start Data for the task

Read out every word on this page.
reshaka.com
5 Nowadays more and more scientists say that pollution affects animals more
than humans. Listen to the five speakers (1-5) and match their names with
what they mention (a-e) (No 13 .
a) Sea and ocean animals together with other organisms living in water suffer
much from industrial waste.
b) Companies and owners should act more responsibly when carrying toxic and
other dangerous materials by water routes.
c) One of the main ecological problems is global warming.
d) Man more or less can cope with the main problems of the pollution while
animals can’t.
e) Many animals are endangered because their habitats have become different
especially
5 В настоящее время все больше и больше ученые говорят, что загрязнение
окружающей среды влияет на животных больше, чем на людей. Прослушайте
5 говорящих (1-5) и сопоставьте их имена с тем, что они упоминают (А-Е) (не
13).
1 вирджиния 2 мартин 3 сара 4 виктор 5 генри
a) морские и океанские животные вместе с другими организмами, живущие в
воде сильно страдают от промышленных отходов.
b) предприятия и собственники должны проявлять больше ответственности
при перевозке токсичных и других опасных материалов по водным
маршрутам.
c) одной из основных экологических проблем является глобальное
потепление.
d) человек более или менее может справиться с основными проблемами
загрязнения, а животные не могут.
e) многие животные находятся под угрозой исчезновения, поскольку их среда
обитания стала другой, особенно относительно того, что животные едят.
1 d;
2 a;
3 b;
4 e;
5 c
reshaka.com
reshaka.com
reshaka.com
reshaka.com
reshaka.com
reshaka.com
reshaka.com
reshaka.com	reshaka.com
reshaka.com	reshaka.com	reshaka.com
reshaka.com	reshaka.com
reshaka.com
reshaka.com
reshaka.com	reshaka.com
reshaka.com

end Data for the task
start Data for the task

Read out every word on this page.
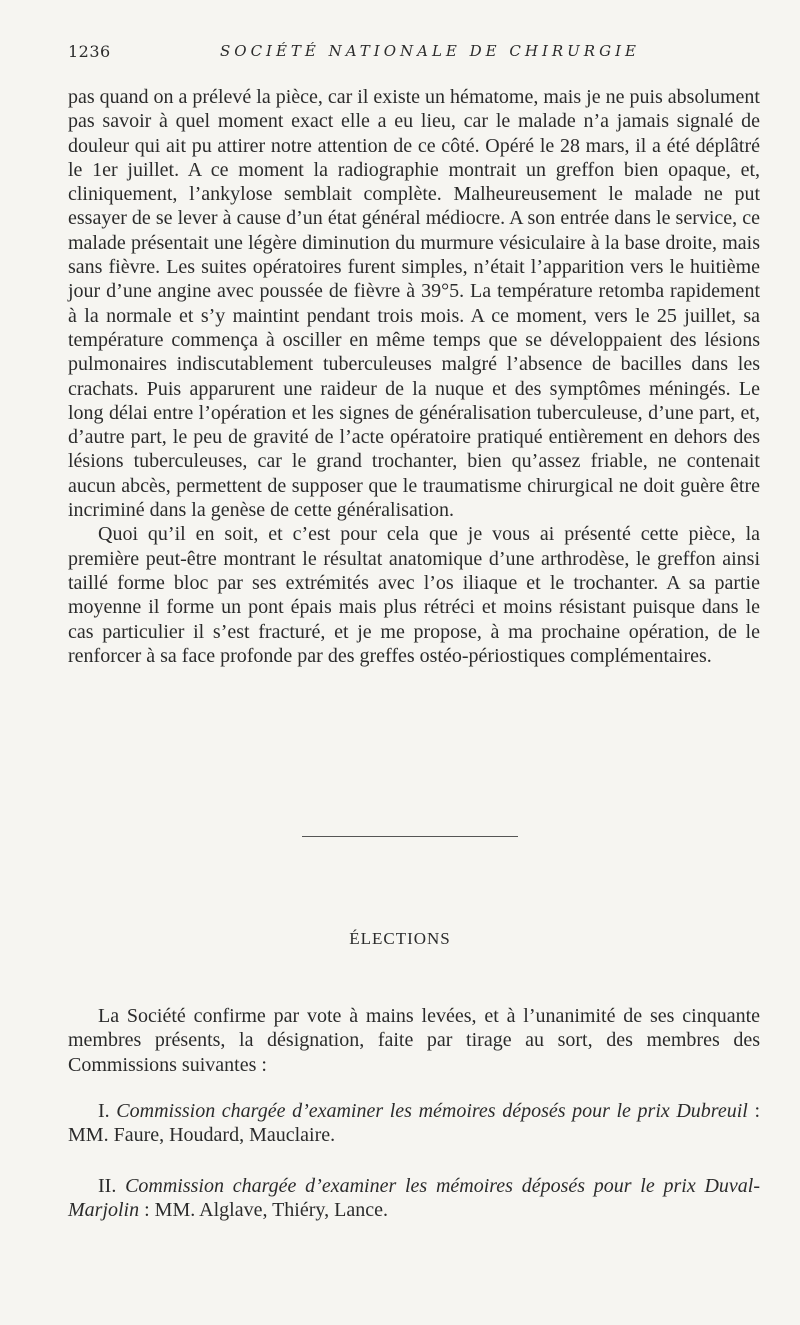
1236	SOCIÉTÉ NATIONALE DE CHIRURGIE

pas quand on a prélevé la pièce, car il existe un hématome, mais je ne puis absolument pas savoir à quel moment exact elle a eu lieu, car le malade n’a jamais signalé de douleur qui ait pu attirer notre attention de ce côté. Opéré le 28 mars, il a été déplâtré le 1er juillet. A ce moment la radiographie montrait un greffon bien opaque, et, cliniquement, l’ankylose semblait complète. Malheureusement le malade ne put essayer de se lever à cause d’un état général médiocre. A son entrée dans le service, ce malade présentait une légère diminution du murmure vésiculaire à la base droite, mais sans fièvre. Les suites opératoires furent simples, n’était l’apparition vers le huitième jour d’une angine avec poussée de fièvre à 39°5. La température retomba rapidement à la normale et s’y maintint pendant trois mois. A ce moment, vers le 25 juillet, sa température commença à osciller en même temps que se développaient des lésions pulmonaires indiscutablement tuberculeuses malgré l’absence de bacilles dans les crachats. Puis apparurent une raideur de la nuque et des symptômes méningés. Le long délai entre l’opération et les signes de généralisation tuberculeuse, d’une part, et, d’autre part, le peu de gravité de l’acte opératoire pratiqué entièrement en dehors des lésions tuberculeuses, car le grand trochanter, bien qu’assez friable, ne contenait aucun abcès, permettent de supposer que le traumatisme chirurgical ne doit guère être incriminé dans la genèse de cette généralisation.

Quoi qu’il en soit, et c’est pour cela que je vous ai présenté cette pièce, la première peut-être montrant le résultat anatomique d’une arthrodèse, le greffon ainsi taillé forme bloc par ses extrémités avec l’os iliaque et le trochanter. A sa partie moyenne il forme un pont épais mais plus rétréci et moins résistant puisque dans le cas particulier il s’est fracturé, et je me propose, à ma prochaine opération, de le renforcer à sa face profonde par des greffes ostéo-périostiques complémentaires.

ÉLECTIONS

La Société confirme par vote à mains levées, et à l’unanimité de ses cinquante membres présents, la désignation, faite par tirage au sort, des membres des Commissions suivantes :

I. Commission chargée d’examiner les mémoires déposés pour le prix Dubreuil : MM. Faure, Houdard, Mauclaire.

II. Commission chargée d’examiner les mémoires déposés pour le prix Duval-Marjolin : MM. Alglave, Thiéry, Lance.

end Data for the task

* _Written exercise_
Copy each line of the records above that carries the word "mémoires".

* _Task solution_
I. Commission chargée d’examiner les mémoires déposés pour le prix Dubreuil : MM. Faure, Houdard, Mauclaire.
II. Commission chargée d’examiner les mémoires déposés pour le prix Duval-Marjolin : MM. Alglave, Thiéry, Lance.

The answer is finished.